--- start The data ---

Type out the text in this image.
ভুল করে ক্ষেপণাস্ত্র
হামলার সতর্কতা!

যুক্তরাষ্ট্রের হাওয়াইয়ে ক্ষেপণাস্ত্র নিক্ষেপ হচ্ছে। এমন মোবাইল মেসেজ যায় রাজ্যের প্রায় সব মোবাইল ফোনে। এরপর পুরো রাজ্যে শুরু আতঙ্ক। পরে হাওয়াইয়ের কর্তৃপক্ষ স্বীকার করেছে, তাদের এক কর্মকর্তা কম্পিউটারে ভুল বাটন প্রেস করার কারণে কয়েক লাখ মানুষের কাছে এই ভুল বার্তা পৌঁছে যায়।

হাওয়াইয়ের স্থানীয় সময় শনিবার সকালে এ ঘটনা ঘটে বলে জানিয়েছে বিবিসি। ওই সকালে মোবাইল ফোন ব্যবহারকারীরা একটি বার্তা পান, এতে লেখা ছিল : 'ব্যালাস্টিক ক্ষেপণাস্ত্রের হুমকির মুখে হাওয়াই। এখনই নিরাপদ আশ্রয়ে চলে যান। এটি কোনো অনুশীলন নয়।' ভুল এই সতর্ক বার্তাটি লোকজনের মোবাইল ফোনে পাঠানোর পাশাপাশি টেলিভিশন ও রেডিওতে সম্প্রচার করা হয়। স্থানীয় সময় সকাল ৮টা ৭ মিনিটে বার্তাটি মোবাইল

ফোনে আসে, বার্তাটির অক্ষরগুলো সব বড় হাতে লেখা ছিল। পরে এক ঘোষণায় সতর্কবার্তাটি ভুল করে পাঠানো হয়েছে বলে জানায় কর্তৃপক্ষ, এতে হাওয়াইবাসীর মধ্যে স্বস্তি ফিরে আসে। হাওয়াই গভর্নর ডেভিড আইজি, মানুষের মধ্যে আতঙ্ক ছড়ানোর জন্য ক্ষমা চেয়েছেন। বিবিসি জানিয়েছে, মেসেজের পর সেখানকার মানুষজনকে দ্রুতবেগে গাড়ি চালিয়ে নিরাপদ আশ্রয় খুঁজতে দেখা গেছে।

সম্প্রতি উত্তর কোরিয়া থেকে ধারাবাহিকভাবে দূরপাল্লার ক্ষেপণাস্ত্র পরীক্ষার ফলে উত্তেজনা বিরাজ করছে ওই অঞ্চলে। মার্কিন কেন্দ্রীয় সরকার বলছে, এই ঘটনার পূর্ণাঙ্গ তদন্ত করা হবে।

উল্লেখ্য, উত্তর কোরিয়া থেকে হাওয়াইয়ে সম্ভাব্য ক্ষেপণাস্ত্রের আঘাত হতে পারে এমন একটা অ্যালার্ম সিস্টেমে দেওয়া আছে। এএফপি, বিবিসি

--- end The data ---

Your instructions
The records above should be restated word for word, please.

In response
Type out the text in this image.
ভুল করে ক্ষেপণাস্ত্র
হামলার সতর্কতা!

যুক্তরাষ্ট্রের হাওয়াইয়ে ক্ষেপণাস্ত্র নিক্ষেপ হচ্ছে। এমন মোবাইল মেসেজ যায় রাজ্যের প্রায় সব মোবাইল ফোনে। এরপর পুরো রাজ্যে শুরু আতঙ্ক। পরে হাওয়াইয়ের কর্তৃপক্ষ স্বীকার করেছে, তাদের এক কর্মকর্তা কম্পিউটারে ভুল বাটন প্রেস করার কারণে কয়েক লাখ মানুষের কাছে এই ভুল বার্তা পৌঁছে যায়।

হাওয়াইয়ের স্থানীয় সময় শনিবার সকালে এ ঘটনা ঘটে বলে জানিয়েছে বিবিসি। ওই সকালে মোবাইল ফোন ব্যবহারকারীরা একটি বার্তা পান, এতে লেখা ছিল : 'ব্যালাস্টিক ক্ষেপণাস্ত্রের হুমকির মুখে হাওয়াই। এখনই নিরাপদ আশ্রয়ে চলে যান। এটি কোনো অনুশীলন নয়।' ভুল এই সতর্ক বার্তাটি লোকজনের মোবাইল ফোনে পাঠানোর পাশাপাশি টেলিভিশন ও রেডিওতে সম্প্রচার করা হয়। স্থানীয় সময় সকাল ৮টা ৭ মিনিটে বার্তাটি মোবাইল

ফোনে আসে, বার্তাটির অক্ষরগুলো সব বড় হাতে লেখা ছিল। পরে এক ঘোষণায় সতর্কবার্তাটি ভুল করে পাঠানো হয়েছে বলে জানায় কর্তৃপক্ষ, এতে হাওয়াইবাসীর মধ্যে স্বস্তি ফিরে আসে। হাওয়াই গভর্নর ডেভিড আইজি, মানুষের মধ্যে আতঙ্ক ছড়ানোর জন্য ক্ষমা চেয়েছেন। বিবিসি জানিয়েছে, মেসেজের পর সেখানকার মানুষজনকে দ্রুতবেগে গাড়ি চালিয়ে নিরাপদ আশ্রয় খুঁজতে দেখা গেছে।

সম্প্রতি উত্তর কোরিয়া থেকে ধারাবাহিকভাবে দূরপাল্লার ক্ষেপণাস্ত্র পরীক্ষার ফলে উত্তেজনা বিরাজ করছে ওই অঞ্চলে। মার্কিন কেন্দ্রীয় সরকার বলছে, এই ঘটনার পূর্ণাঙ্গ তদন্ত করা হবে।

উল্লেখ্য, উত্তর কোরিয়া থেকে হাওয়াইয়ে সম্ভাব্য ক্ষেপণাস্ত্রের আঘাত হতে পারে এমন একটা অ্যালার্ম সিস্টেমে দেওয়া আছে। এএফপি, বিবিসি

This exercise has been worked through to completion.